■ Set task ■
Quote all of the data below exactly, please.

■ Materials provided ■
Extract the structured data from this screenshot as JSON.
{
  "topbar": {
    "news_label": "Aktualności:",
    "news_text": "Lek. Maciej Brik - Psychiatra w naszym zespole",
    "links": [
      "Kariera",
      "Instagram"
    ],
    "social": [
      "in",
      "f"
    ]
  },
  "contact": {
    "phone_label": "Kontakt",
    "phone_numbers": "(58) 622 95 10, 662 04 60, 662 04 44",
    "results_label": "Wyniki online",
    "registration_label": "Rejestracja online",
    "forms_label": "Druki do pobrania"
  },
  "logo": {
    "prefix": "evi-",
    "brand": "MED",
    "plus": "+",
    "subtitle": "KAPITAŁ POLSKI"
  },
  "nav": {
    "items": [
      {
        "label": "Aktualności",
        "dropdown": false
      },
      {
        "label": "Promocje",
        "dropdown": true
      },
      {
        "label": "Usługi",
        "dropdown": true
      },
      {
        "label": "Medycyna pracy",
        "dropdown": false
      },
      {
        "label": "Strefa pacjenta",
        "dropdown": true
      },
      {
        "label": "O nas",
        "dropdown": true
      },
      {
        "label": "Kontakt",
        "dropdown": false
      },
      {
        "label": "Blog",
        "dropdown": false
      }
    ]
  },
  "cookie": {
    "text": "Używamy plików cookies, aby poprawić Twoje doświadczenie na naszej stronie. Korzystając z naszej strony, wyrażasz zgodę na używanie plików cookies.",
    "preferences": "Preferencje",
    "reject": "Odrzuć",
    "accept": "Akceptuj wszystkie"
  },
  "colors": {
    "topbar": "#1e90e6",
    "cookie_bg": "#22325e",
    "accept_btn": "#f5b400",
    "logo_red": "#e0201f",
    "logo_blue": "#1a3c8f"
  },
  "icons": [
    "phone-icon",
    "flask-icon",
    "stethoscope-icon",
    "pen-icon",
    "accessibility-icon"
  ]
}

■ Task result ■
Extract the structured data from this screenshot as JSON.
{
  "topbar": {
    "news_label": "Aktualności:",
    "news_text": "Lek. Maciej Brik - Psychiatra w naszym zespole",
    "links": [
      "Kariera",
      "Instagram"
    ],
    "social": [
      "in",
      "f"
    ]
  },
  "contact": {
    "phone_label": "Kontakt",
    "phone_numbers": "(58) 622 95 10, 662 04 60, 662 04 44",
    "results_label": "Wyniki online",
    "registration_label": "Rejestracja online",
    "forms_label": "Druki do pobrania"
  },
  "logo": {
    "prefix": "evi-",
    "brand": "MED",
    "plus": "+",
    "subtitle": "KAPITAŁ POLSKI"
  },
  "nav": {
    "items": [
      {
        "label": "Aktualności",
        "dropdown": false
      },
      {
        "label": "Promocje",
        "dropdown": true
      },
      {
        "label": "Usługi",
        "dropdown": true
      },
      {
        "label": "Medycyna pracy",
        "dropdown": false
      },
      {
        "label": "Strefa pacjenta",
        "dropdown": true
      },
      {
        "label": "O nas",
        "dropdown": true
      },
      {
        "label": "Kontakt",
        "dropdown": false
      },
      {
        "label": "Blog",
        "dropdown": false
      }
    ]
  },
  "cookie": {
    "text": "Używamy plików cookies, aby poprawić Twoje doświadczenie na naszej stronie. Korzystając z naszej strony, wyrażasz zgodę na używanie plików cookies.",
    "preferences": "Preferencje",
    "reject": "Odrzuć",
    "accept": "Akceptuj wszystkie"
  },
  "colors": {
    "topbar": "#1e90e6",
    "cookie_bg": "#22325e",
    "accept_btn": "#f5b400",
    "logo_red": "#e0201f",
    "logo_blue": "#1a3c8f"
  },
  "icons": [
    "phone-icon",
    "flask-icon",
    "stethoscope-icon",
    "pen-icon",
    "accessibility-icon"
  ]
}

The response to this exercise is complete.